| WORK TO COMPLETE |
Skip the images and return the records below exactly.
═════ EXTRACTED MATERIAL
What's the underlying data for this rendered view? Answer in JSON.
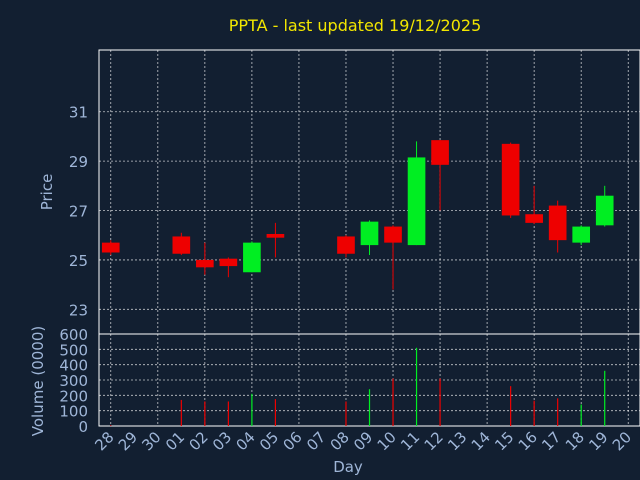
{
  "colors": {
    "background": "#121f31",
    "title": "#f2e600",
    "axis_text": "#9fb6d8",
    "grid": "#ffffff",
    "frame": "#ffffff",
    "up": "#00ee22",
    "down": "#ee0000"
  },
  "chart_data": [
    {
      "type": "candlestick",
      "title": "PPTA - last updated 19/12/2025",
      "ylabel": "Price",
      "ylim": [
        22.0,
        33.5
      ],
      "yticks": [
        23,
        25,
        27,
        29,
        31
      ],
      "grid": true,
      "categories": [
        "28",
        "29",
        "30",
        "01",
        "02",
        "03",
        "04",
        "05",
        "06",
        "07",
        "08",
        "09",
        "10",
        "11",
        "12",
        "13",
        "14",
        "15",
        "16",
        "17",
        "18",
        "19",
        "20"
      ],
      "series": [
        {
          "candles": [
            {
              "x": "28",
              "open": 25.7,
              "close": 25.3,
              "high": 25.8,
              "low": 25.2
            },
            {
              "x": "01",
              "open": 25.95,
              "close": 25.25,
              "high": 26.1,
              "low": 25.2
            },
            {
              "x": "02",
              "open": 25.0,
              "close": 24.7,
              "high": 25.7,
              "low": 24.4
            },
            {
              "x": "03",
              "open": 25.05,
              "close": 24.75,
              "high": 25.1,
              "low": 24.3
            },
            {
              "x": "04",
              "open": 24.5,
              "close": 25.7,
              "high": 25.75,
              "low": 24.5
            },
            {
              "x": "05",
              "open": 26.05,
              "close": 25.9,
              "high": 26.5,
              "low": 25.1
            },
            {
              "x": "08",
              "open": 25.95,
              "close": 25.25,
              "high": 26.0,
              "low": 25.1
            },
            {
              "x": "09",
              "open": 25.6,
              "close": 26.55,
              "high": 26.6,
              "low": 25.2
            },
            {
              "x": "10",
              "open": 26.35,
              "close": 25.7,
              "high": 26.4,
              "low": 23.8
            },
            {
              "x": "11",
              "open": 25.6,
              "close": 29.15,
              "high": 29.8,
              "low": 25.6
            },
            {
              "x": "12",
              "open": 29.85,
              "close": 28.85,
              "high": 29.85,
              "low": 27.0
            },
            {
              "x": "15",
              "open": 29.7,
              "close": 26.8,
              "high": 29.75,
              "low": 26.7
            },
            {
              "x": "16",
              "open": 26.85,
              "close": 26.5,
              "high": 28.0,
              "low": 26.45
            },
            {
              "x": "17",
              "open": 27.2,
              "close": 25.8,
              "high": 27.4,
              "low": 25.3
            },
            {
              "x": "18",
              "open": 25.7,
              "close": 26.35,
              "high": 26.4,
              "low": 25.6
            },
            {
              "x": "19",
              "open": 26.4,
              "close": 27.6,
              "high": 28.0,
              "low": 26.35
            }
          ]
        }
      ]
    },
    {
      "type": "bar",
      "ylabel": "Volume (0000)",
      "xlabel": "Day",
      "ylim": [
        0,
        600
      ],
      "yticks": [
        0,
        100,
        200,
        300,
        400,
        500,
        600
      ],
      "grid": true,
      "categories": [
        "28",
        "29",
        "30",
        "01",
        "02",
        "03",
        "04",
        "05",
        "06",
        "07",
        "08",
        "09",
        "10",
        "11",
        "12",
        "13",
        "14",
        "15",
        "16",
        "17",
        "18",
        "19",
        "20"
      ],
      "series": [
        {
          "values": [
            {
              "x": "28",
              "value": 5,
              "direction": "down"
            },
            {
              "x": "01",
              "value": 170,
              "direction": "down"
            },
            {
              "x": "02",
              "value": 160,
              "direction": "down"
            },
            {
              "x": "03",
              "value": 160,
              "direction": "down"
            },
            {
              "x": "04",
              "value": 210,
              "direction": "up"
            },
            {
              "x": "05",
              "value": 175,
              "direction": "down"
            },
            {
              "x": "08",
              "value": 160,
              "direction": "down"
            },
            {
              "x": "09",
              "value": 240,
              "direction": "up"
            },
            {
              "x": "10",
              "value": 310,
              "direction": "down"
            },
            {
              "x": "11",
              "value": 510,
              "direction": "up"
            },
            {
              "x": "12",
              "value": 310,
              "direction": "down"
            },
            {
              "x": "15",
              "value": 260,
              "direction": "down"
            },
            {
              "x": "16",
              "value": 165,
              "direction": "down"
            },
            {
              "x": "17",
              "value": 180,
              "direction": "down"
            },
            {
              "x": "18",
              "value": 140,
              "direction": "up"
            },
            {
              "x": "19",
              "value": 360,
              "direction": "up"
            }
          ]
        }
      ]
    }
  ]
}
══════════
| SOLUTION TO THIS EXERCISE |
What's the underlying data for this rendered view? Answer in JSON.
{
  "colors": {
    "background": "#121f31",
    "title": "#f2e600",
    "axis_text": "#9fb6d8",
    "grid": "#ffffff",
    "frame": "#ffffff",
    "up": "#00ee22",
    "down": "#ee0000"
  },
  "chart_data": [
    {
      "type": "candlestick",
      "title": "PPTA - last updated 19/12/2025",
      "ylabel": "Price",
      "ylim": [
        22.0,
        33.5
      ],
      "yticks": [
        23,
        25,
        27,
        29,
        31
      ],
      "grid": true,
      "categories": [
        "28",
        "29",
        "30",
        "01",
        "02",
        "03",
        "04",
        "05",
        "06",
        "07",
        "08",
        "09",
        "10",
        "11",
        "12",
        "13",
        "14",
        "15",
        "16",
        "17",
        "18",
        "19",
        "20"
      ],
      "series": [
        {
          "candles": [
            {
              "x": "28",
              "open": 25.7,
              "close": 25.3,
              "high": 25.8,
              "low": 25.2
            },
            {
              "x": "01",
              "open": 25.95,
              "close": 25.25,
              "high": 26.1,
              "low": 25.2
            },
            {
              "x": "02",
              "open": 25.0,
              "close": 24.7,
              "high": 25.7,
              "low": 24.4
            },
            {
              "x": "03",
              "open": 25.05,
              "close": 24.75,
              "high": 25.1,
              "low": 24.3
            },
            {
              "x": "04",
              "open": 24.5,
              "close": 25.7,
              "high": 25.75,
              "low": 24.5
            },
            {
              "x": "05",
              "open": 26.05,
              "close": 25.9,
              "high": 26.5,
              "low": 25.1
            },
            {
              "x": "08",
              "open": 25.95,
              "close": 25.25,
              "high": 26.0,
              "low": 25.1
            },
            {
              "x": "09",
              "open": 25.6,
              "close": 26.55,
              "high": 26.6,
              "low": 25.2
            },
            {
              "x": "10",
              "open": 26.35,
              "close": 25.7,
              "high": 26.4,
              "low": 23.8
            },
            {
              "x": "11",
              "open": 25.6,
              "close": 29.15,
              "high": 29.8,
              "low": 25.6
            },
            {
              "x": "12",
              "open": 29.85,
              "close": 28.85,
              "high": 29.85,
              "low": 27.0
            },
            {
              "x": "15",
              "open": 29.7,
              "close": 26.8,
              "high": 29.75,
              "low": 26.7
            },
            {
              "x": "16",
              "open": 26.85,
              "close": 26.5,
              "high": 28.0,
              "low": 26.45
            },
            {
              "x": "17",
              "open": 27.2,
              "close": 25.8,
              "high": 27.4,
              "low": 25.3
            },
            {
              "x": "18",
              "open": 25.7,
              "close": 26.35,
              "high": 26.4,
              "low": 25.6
            },
            {
              "x": "19",
              "open": 26.4,
              "close": 27.6,
              "high": 28.0,
              "low": 26.35
            }
          ]
        }
      ]
    },
    {
      "type": "bar",
      "ylabel": "Volume (0000)",
      "xlabel": "Day",
      "ylim": [
        0,
        600
      ],
      "yticks": [
        0,
        100,
        200,
        300,
        400,
        500,
        600
      ],
      "grid": true,
      "categories": [
        "28",
        "29",
        "30",
        "01",
        "02",
        "03",
        "04",
        "05",
        "06",
        "07",
        "08",
        "09",
        "10",
        "11",
        "12",
        "13",
        "14",
        "15",
        "16",
        "17",
        "18",
        "19",
        "20"
      ],
      "series": [
        {
          "values": [
            {
              "x": "28",
              "value": 5,
              "direction": "down"
            },
            {
              "x": "01",
              "value": 170,
              "direction": "down"
            },
            {
              "x": "02",
              "value": 160,
              "direction": "down"
            },
            {
              "x": "03",
              "value": 160,
              "direction": "down"
            },
            {
              "x": "04",
              "value": 210,
              "direction": "up"
            },
            {
              "x": "05",
              "value": 175,
              "direction": "down"
            },
            {
              "x": "08",
              "value": 160,
              "direction": "down"
            },
            {
              "x": "09",
              "value": 240,
              "direction": "up"
            },
            {
              "x": "10",
              "value": 310,
              "direction": "down"
            },
            {
              "x": "11",
              "value": 510,
              "direction": "up"
            },
            {
              "x": "12",
              "value": 310,
              "direction": "down"
            },
            {
              "x": "15",
              "value": 260,
              "direction": "down"
            },
            {
              "x": "16",
              "value": 165,
              "direction": "down"
            },
            {
              "x": "17",
              "value": 180,
              "direction": "down"
            },
            {
              "x": "18",
              "value": 140,
              "direction": "up"
            },
            {
              "x": "19",
              "value": 360,
              "direction": "up"
            }
          ]
        }
      ]
    }
  ]
}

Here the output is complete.